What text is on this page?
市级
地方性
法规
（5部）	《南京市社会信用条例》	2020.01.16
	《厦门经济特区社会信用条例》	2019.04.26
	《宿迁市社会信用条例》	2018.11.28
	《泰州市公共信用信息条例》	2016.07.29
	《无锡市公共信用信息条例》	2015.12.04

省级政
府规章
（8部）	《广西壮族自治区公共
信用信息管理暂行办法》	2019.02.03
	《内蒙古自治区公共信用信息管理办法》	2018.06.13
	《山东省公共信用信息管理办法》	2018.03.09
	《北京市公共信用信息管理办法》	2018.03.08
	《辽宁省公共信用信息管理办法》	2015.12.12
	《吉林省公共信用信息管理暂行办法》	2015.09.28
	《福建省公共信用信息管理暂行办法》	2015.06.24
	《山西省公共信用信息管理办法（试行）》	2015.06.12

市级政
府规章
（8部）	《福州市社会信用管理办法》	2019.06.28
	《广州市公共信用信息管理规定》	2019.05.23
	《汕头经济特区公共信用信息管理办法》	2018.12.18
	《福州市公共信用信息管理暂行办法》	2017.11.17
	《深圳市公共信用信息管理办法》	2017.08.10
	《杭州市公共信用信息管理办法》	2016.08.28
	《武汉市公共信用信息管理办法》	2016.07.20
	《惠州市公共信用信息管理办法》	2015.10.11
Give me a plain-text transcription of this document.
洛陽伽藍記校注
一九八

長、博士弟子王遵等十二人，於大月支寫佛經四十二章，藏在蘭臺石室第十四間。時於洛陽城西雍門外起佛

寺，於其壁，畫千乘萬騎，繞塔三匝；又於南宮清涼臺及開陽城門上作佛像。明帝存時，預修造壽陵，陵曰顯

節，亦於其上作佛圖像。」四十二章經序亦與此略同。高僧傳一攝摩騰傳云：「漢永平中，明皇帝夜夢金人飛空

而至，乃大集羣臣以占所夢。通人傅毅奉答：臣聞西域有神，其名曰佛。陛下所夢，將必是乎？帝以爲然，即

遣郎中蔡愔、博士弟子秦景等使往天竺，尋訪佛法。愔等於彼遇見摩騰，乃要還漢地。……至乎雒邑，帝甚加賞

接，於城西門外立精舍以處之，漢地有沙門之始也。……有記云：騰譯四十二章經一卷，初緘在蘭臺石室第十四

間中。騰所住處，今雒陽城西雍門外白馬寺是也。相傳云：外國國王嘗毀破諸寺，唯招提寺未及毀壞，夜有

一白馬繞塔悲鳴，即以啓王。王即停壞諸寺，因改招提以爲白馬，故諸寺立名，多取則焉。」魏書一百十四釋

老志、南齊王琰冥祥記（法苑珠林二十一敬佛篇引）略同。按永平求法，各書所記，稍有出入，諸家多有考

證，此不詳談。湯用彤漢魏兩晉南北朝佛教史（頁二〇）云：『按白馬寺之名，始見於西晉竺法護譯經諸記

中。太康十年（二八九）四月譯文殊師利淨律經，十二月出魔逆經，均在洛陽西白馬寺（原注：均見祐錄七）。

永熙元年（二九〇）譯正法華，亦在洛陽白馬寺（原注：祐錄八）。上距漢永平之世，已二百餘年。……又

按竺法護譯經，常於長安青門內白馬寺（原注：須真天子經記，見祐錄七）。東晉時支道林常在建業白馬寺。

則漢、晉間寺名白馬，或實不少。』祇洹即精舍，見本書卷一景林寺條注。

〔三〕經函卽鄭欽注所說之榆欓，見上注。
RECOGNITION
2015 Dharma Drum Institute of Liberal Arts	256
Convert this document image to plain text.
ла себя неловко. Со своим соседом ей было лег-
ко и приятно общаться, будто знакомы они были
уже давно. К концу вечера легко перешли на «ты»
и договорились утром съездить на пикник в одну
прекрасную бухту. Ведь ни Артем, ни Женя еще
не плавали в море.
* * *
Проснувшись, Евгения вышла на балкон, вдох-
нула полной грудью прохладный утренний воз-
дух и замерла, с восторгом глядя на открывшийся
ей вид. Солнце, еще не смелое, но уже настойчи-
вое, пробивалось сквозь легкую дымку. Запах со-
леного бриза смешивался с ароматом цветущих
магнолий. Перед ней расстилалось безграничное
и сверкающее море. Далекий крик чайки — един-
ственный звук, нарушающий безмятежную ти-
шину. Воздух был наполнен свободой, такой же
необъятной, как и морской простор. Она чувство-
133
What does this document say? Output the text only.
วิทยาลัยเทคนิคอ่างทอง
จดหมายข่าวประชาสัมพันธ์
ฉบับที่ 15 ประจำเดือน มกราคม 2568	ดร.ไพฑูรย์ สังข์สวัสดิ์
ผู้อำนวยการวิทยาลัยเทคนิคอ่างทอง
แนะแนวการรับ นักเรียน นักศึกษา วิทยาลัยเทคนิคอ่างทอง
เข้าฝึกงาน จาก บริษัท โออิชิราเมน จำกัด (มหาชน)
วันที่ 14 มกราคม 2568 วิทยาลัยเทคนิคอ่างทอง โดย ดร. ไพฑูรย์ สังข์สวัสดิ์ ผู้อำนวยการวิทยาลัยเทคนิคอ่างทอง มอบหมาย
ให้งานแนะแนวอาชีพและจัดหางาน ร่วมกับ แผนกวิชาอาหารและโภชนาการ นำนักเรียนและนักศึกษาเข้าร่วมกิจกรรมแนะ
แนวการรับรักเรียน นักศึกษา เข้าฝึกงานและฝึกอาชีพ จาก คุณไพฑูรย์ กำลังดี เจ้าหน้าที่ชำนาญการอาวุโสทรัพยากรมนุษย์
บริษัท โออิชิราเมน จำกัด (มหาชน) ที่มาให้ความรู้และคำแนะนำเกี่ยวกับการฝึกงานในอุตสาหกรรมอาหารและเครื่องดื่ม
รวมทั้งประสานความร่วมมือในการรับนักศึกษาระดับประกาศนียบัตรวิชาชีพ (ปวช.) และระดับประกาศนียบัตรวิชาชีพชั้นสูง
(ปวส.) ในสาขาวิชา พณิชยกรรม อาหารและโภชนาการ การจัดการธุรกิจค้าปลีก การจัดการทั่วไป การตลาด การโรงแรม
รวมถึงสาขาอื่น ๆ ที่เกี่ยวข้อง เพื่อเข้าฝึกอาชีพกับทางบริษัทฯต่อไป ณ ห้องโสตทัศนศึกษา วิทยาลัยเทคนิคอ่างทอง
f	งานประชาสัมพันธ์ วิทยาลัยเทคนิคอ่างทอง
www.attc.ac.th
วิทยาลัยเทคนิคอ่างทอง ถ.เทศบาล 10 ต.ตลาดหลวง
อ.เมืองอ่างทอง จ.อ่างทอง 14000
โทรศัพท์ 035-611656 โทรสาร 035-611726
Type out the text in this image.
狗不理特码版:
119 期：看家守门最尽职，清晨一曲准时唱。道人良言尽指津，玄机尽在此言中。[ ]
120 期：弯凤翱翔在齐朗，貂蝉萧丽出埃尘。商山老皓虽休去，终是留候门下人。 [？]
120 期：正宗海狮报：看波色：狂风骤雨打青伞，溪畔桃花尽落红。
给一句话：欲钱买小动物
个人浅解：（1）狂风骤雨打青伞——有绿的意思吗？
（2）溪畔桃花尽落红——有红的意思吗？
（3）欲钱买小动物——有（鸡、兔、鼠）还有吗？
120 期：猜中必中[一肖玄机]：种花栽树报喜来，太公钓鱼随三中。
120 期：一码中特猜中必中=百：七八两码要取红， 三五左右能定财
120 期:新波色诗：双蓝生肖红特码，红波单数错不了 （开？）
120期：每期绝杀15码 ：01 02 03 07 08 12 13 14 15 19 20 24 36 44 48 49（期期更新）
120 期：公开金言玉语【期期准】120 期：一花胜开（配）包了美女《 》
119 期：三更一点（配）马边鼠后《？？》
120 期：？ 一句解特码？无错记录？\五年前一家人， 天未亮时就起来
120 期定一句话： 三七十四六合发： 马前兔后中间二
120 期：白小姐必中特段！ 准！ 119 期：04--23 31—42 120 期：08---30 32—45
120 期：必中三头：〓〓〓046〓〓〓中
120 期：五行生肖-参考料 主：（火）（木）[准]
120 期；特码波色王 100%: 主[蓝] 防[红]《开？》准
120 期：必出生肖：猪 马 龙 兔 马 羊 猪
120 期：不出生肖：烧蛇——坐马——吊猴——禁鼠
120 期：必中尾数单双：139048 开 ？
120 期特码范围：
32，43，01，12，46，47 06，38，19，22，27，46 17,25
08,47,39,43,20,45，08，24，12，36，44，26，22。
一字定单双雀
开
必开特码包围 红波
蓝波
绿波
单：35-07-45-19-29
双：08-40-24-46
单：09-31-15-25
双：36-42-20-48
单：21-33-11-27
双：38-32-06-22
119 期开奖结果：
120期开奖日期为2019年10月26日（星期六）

BRIEF - Return all the lines that contain the string "ทยาล".

SOLUTION FOR THIS PROBLEM -
วิทยาลัยเทคนิคอ่างทอง
ผู้อำนวยการวิทยาลัยเทคนิคอ่างทอง
แนะแนวการรับ นักเรียน นักศึกษา วิทยาลัยเทคนิคอ่างทอง
วันที่ 14 มกราคม 2568 วิทยาลัยเทคนิคอ่างทอง โดย ดร. ไพฑูรย์ สังข์สวัสดิ์ ผู้อำนวยการวิทยาลัยเทคนิคอ่างทอง มอบหมาย
รวมถึงสาขาอื่น ๆ ที่เกี่ยวข้อง เพื่อเข้าฝึกอาชีพกับทางบริษัทฯต่อไป ณ ห้องโสตทัศนศึกษา วิทยาลัยเทคนิคอ่างทอง
f	งานประชาสัมพันธ์ วิทยาลัยเทคนิคอ่างทอง
วิทยาลัยเทคนิคอ่างทอง ถ.เทศบาล 10 ต.ตลาดหลวง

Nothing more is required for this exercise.